_EXTRACTED MATERIAL_
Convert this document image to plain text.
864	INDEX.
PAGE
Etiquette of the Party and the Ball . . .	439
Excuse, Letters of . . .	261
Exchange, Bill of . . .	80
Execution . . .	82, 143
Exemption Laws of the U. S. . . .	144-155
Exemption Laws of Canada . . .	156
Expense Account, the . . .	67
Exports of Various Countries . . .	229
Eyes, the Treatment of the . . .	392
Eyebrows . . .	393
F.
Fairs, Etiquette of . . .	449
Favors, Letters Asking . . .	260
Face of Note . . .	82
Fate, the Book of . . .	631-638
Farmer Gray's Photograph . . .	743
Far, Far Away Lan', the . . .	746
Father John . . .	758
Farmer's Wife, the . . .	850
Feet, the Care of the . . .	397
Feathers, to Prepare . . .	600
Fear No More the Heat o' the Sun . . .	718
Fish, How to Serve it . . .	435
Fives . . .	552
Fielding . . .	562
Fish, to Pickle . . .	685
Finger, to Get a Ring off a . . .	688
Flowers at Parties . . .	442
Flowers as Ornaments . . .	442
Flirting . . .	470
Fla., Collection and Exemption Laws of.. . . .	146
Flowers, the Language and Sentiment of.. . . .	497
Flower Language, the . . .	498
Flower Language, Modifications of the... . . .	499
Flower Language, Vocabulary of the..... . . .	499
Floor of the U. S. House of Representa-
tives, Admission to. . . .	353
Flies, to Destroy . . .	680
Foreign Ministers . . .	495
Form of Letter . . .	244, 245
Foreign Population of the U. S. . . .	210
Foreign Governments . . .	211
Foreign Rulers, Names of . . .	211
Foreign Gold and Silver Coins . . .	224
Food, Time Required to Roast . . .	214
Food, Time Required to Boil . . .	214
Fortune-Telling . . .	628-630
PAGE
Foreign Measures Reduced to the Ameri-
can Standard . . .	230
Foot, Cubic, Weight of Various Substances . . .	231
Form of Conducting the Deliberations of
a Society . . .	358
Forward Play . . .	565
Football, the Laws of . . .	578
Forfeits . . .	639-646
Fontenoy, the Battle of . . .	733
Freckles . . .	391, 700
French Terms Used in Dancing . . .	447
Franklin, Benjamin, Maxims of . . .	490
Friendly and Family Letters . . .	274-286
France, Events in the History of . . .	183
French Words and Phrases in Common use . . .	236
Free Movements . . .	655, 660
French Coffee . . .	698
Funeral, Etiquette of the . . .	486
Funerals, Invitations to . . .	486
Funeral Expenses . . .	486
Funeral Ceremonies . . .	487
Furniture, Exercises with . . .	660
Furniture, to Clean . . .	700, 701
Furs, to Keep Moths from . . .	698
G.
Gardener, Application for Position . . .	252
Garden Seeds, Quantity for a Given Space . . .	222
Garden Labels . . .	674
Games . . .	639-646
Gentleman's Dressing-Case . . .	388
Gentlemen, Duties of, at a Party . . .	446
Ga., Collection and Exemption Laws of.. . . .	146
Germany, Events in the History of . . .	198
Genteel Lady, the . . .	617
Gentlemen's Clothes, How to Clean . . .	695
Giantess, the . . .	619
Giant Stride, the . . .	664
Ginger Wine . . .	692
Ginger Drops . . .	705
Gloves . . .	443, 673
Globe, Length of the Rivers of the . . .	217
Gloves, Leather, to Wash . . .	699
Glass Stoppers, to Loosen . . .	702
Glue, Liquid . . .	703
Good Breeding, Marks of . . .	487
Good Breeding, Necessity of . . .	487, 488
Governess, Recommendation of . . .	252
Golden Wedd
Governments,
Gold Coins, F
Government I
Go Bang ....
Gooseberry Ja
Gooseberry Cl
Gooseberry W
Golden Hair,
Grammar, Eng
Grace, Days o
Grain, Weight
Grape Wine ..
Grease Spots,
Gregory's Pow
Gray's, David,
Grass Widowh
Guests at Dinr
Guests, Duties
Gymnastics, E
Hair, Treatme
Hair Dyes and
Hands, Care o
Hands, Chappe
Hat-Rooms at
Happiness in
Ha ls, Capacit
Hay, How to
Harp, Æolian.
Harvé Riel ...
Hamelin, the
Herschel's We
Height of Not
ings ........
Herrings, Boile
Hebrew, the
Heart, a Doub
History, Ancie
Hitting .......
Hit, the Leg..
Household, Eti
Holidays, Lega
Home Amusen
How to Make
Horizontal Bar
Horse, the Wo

_EXERCISE TASK_
Every line of the material must be returned exactly as it appears.

_ANSWER TO THE TASK_
Convert this document image to plain text.
864	INDEX.
PAGE
Etiquette of the Party and the Ball . . .	439
Excuse, Letters of . . .	261
Exchange, Bill of . . .	80
Execution . . .	82, 143
Exemption Laws of the U. S. . . .	144-155
Exemption Laws of Canada . . .	156
Expense Account, the . . .	67
Exports of Various Countries . . .	229
Eyes, the Treatment of the . . .	392
Eyebrows . . .	393
F.
Fairs, Etiquette of . . .	449
Favors, Letters Asking . . .	260
Face of Note . . .	82
Fate, the Book of . . .	631-638
Farmer Gray's Photograph . . .	743
Far, Far Away Lan', the . . .	746
Father John . . .	758
Farmer's Wife, the . . .	850
Feet, the Care of the . . .	397
Feathers, to Prepare . . .	600
Fear No More the Heat o' the Sun . . .	718
Fish, How to Serve it . . .	435
Fives . . .	552
Fielding . . .	562
Fish, to Pickle . . .	685
Finger, to Get a Ring off a . . .	688
Flowers at Parties . . .	442
Flowers as Ornaments . . .	442
Flirting . . .	470
Fla., Collection and Exemption Laws of.. . . .	146
Flowers, the Language and Sentiment of.. . . .	497
Flower Language, the . . .	498
Flower Language, Modifications of the... . . .	499
Flower Language, Vocabulary of the..... . . .	499
Floor of the U. S. House of Representa-
tives, Admission to. . . .	353
Flies, to Destroy . . .	680
Foreign Ministers . . .	495
Form of Letter . . .	244, 245
Foreign Population of the U. S. . . .	210
Foreign Governments . . .	211
Foreign Rulers, Names of . . .	211
Foreign Gold and Silver Coins . . .	224
Food, Time Required to Roast . . .	214
Food, Time Required to Boil . . .	214
Fortune-Telling . . .	628-630
PAGE
Foreign Measures Reduced to the Ameri-
can Standard . . .	230
Foot, Cubic, Weight of Various Substances . . .	231
Form of Conducting the Deliberations of
a Society . . .	358
Forward Play . . .	565
Football, the Laws of . . .	578
Forfeits . . .	639-646
Fontenoy, the Battle of . . .	733
Freckles . . .	391, 700
French Terms Used in Dancing . . .	447
Franklin, Benjamin, Maxims of . . .	490
Friendly and Family Letters . . .	274-286
France, Events in the History of . . .	183
French Words and Phrases in Common use . . .	236
Free Movements . . .	655, 660
French Coffee . . .	698
Funeral, Etiquette of the . . .	486
Funerals, Invitations to . . .	486
Funeral Expenses . . .	486
Funeral Ceremonies . . .	487
Furniture, Exercises with . . .	660
Furniture, to Clean . . .	700, 701
Furs, to Keep Moths from . . .	698
G.
Gardener, Application for Position . . .	252
Garden Seeds, Quantity for a Given Space . . .	222
Garden Labels . . .	674
Games . . .	639-646
Gentleman's Dressing-Case . . .	388
Gentlemen, Duties of, at a Party . . .	446
Ga., Collection and Exemption Laws of.. . . .	146
Germany, Events in the History of . . .	198
Genteel Lady, the . . .	617
Gentlemen's Clothes, How to Clean . . .	695
Giantess, the . . .	619
Giant Stride, the . . .	664
Ginger Wine . . .	692
Ginger Drops . . .	705
Gloves . . .	443, 673
Globe, Length of the Rivers of the . . .	217
Gloves, Leather, to Wash . . .	699
Glass Stoppers, to Loosen . . .	702
Glue, Liquid . . .	703
Good Breeding, Marks of . . .	487
Good Breeding, Necessity of . . .	487, 488
Governess, Recommendation of . . .	252
Golden Wedd
Governments,
Gold Coins, F
Government I
Go Bang ....
Gooseberry Ja
Gooseberry Cl
Gooseberry W
Golden Hair,
Grammar, Eng
Grace, Days o
Grain, Weight
Grape Wine ..
Grease Spots,
Gregory's Pow
Gray's, David,
Grass Widowh
Guests at Dinr
Guests, Duties
Gymnastics, E
Hair, Treatme
Hair Dyes and
Hands, Care o
Hands, Chappe
Hat-Rooms at
Happiness in
Ha ls, Capacit
Hay, How to
Harp, Æolian.
Harvé Riel ...
Hamelin, the
Herschel's We
Height of Not
ings ........
Herrings, Boile
Hebrew, the
Heart, a Doub
History, Ancie
Hitting .......
Hit, the Leg..
Household, Eti
Holidays, Lega
Home Amusen
How to Make
Horizontal Bar
Horse, the Wo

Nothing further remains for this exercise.